Copy out the listing that follows, exact in every word, and skip the images.

************

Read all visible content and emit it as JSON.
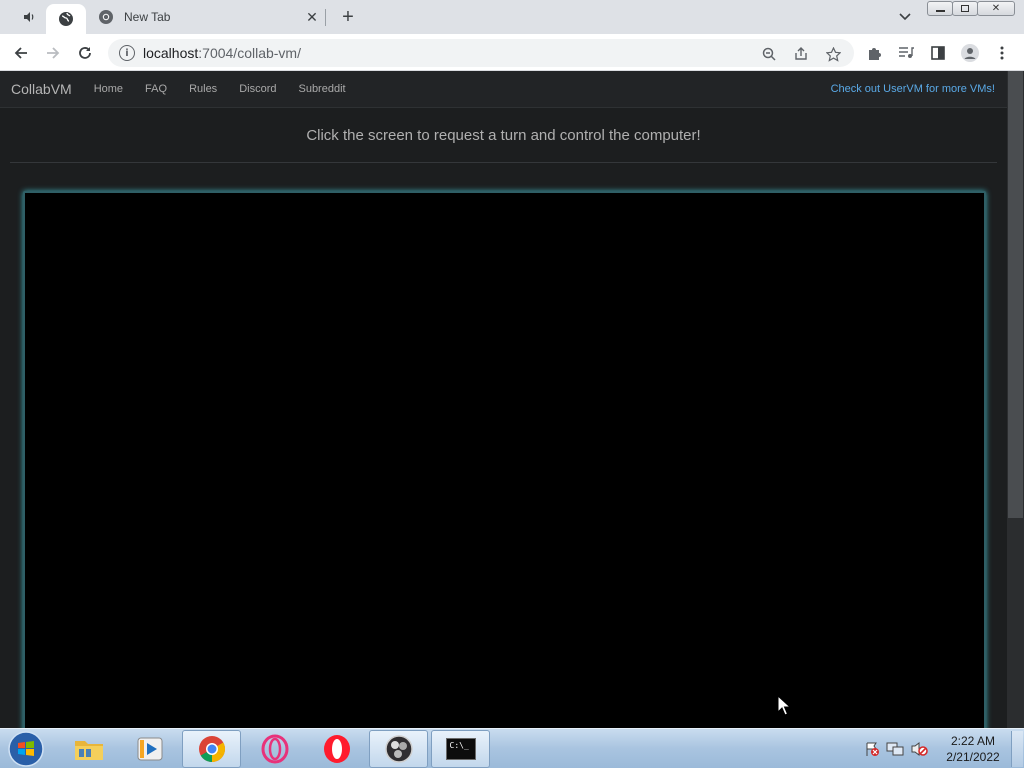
{
  "browser": {
    "tabs": [
      {
        "title": "",
        "icon": "speaker-icon"
      },
      {
        "title": "",
        "icon": "globe-icon"
      },
      {
        "title": "New Tab",
        "icon": "chrome-icon"
      }
    ],
    "new_tab_label": "+",
    "url": {
      "host": "localhost",
      "path": ":7004/collab-vm/"
    }
  },
  "site": {
    "brand": "CollabVM",
    "nav": [
      "Home",
      "FAQ",
      "Rules",
      "Discord",
      "Subreddit"
    ],
    "promo": "Check out UserVM for more VMs!",
    "prompt": "Click the screen to request a turn and control the computer!"
  },
  "taskbar": {
    "apps": [
      {
        "name": "windows-explorer"
      },
      {
        "name": "media-player"
      },
      {
        "name": "google-chrome",
        "active": true
      },
      {
        "name": "opera-gx"
      },
      {
        "name": "opera"
      },
      {
        "name": "obs"
      },
      {
        "name": "command-prompt",
        "active": true
      }
    ],
    "cmd_label": "C:\\_",
    "clock": {
      "time": "2:22 AM",
      "date": "2/21/2022"
    }
  },
  "colors": {
    "page_bg": "#1c1e1f",
    "accent_link": "#5aa9e6",
    "vm_border_glow": "#3ea6b0"
  }
}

************

Solution for this problem:
Read all visible content and emit it as JSON.
{
  "browser": {
    "tabs": [
      {
        "title": "",
        "icon": "speaker-icon"
      },
      {
        "title": "",
        "icon": "globe-icon"
      },
      {
        "title": "New Tab",
        "icon": "chrome-icon"
      }
    ],
    "new_tab_label": "+",
    "url": {
      "host": "localhost",
      "path": ":7004/collab-vm/"
    }
  },
  "site": {
    "brand": "CollabVM",
    "nav": [
      "Home",
      "FAQ",
      "Rules",
      "Discord",
      "Subreddit"
    ],
    "promo": "Check out UserVM for more VMs!",
    "prompt": "Click the screen to request a turn and control the computer!"
  },
  "taskbar": {
    "apps": [
      {
        "name": "windows-explorer"
      },
      {
        "name": "media-player"
      },
      {
        "name": "google-chrome",
        "active": true
      },
      {
        "name": "opera-gx"
      },
      {
        "name": "opera"
      },
      {
        "name": "obs"
      },
      {
        "name": "command-prompt",
        "active": true
      }
    ],
    "cmd_label": "C:\\_",
    "clock": {
      "time": "2:22 AM",
      "date": "2/21/2022"
    }
  },
  "colors": {
    "page_bg": "#1c1e1f",
    "accent_link": "#5aa9e6",
    "vm_border_glow": "#3ea6b0"
  }
}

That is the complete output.